WRITTEN TASK: Repeat each record below exactly as given.
***** RECORDS SUPPLIED *****
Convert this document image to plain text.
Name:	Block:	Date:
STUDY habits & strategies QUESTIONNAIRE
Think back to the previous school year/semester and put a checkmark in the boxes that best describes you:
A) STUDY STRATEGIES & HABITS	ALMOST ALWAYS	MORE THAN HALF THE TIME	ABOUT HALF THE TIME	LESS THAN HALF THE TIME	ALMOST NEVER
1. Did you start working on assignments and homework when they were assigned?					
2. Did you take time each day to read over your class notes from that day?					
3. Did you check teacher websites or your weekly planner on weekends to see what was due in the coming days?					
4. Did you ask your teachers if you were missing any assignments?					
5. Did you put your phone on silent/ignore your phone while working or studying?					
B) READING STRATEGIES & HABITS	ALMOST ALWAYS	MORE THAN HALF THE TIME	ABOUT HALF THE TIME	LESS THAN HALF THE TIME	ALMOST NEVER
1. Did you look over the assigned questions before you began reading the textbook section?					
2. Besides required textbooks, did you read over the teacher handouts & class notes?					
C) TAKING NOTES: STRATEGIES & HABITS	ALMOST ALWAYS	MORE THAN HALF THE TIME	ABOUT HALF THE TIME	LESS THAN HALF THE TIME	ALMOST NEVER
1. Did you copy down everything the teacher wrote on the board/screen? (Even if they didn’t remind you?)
*****
TASK SOLUTION:
Convert this document image to plain text.
Name:	Block:	Date:
STUDY habits & strategies QUESTIONNAIRE
Think back to the previous school year/semester and put a checkmark in the boxes that best describes you:
A) STUDY STRATEGIES & HABITS	ALMOST ALWAYS	MORE THAN HALF THE TIME	ABOUT HALF THE TIME	LESS THAN HALF THE TIME	ALMOST NEVER
1. Did you start working on assignments and homework when they were assigned?					
2. Did you take time each day to read over your class notes from that day?					
3. Did you check teacher websites or your weekly planner on weekends to see what was due in the coming days?					
4. Did you ask your teachers if you were missing any assignments?					
5. Did you put your phone on silent/ignore your phone while working or studying?					
B) READING STRATEGIES & HABITS	ALMOST ALWAYS	MORE THAN HALF THE TIME	ABOUT HALF THE TIME	LESS THAN HALF THE TIME	ALMOST NEVER
1. Did you look over the assigned questions before you began reading the textbook section?					
2. Besides required textbooks, did you read over the teacher handouts & class notes?					
C) TAKING NOTES: STRATEGIES & HABITS	ALMOST ALWAYS	MORE THAN HALF THE TIME	ABOUT HALF THE TIME	LESS THAN HALF THE TIME	ALMOST NEVER
1. Did you copy down everything the teacher wrote on the board/screen? (Even if they didn’t remind you?)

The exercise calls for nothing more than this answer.